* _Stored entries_
====
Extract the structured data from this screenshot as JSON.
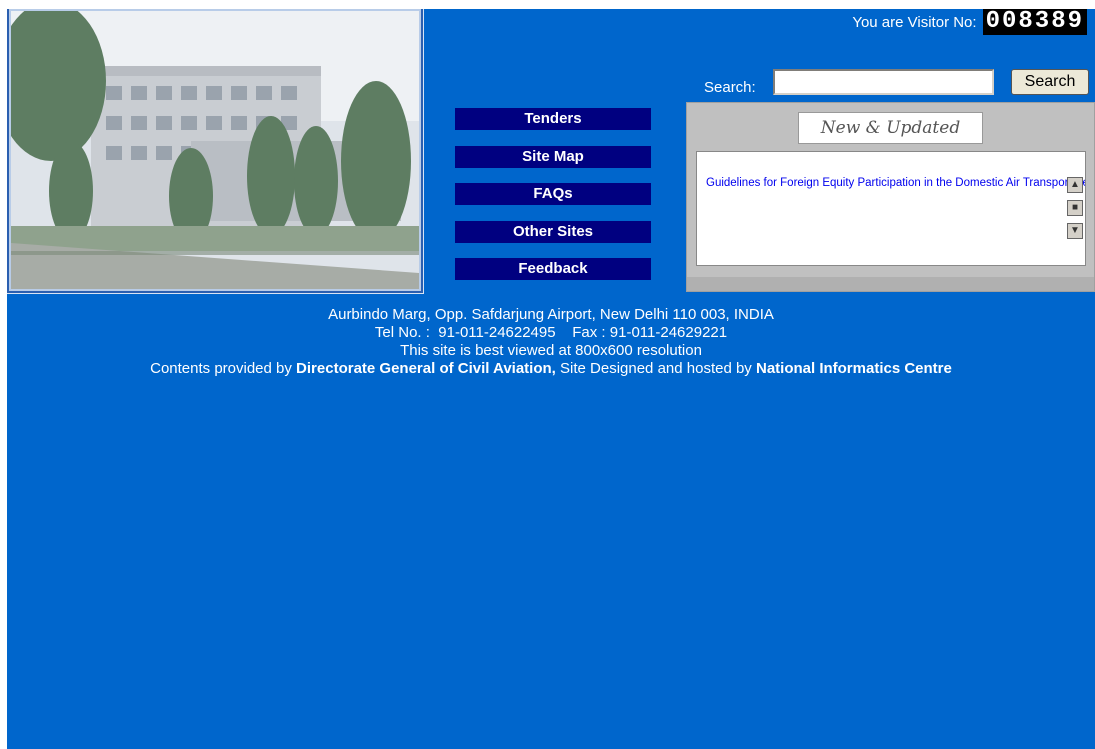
{
  "visitor": {
    "label": "You are Visitor No:",
    "count": "008389"
  },
  "search": {
    "label": "Search:",
    "value": "",
    "button_label": "Search"
  },
  "nav": {
    "items": [
      {
        "label": "Tenders"
      },
      {
        "label": "Site Map"
      },
      {
        "label": "FAQs"
      },
      {
        "label": "Other Sites"
      },
      {
        "label": "Feedback"
      }
    ]
  },
  "news": {
    "header": "New & Updated",
    "items": [
      {
        "text": "Guidelines for Foreign Equity Participation in the Domestic Air Transport Sector"
      }
    ]
  },
  "footer": {
    "address": "Aurbindo Marg, Opp. Safdarjung Airport, New Delhi 110 003, INDIA",
    "contact": "Tel No. :  91-011-24622495    Fax : 91-011-24629221",
    "resolution_note": "This site is best viewed at 800x600 resolution",
    "contents_prefix": "Contents provided by ",
    "content_provider": "Directorate General of Civil Aviation,",
    "hosted_prefix": " Site Designed and hosted by ",
    "host": "National Informatics Centre"
  },
  "colors": {
    "page_background": "#0066cc",
    "nav_background": "#000080",
    "news_link": "#0000ee"
  }
}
====
* _STATED GOAL_
Copy out the records above in full, exactly as written, but not the pictures.

* _OUTPUT BELOW_
Extract the structured data from this screenshot as JSON.
{
  "visitor": {
    "label": "You are Visitor No:",
    "count": "008389"
  },
  "search": {
    "label": "Search:",
    "value": "",
    "button_label": "Search"
  },
  "nav": {
    "items": [
      {
        "label": "Tenders"
      },
      {
        "label": "Site Map"
      },
      {
        "label": "FAQs"
      },
      {
        "label": "Other Sites"
      },
      {
        "label": "Feedback"
      }
    ]
  },
  "news": {
    "header": "New & Updated",
    "items": [
      {
        "text": "Guidelines for Foreign Equity Participation in the Domestic Air Transport Sector"
      }
    ]
  },
  "footer": {
    "address": "Aurbindo Marg, Opp. Safdarjung Airport, New Delhi 110 003, INDIA",
    "contact": "Tel No. :  91-011-24622495    Fax : 91-011-24629221",
    "resolution_note": "This site is best viewed at 800x600 resolution",
    "contents_prefix": "Contents provided by ",
    "content_provider": "Directorate General of Civil Aviation,",
    "hosted_prefix": " Site Designed and hosted by ",
    "host": "National Informatics Centre"
  },
  "colors": {
    "page_background": "#0066cc",
    "nav_background": "#000080",
    "news_link": "#0000ee"
  }
}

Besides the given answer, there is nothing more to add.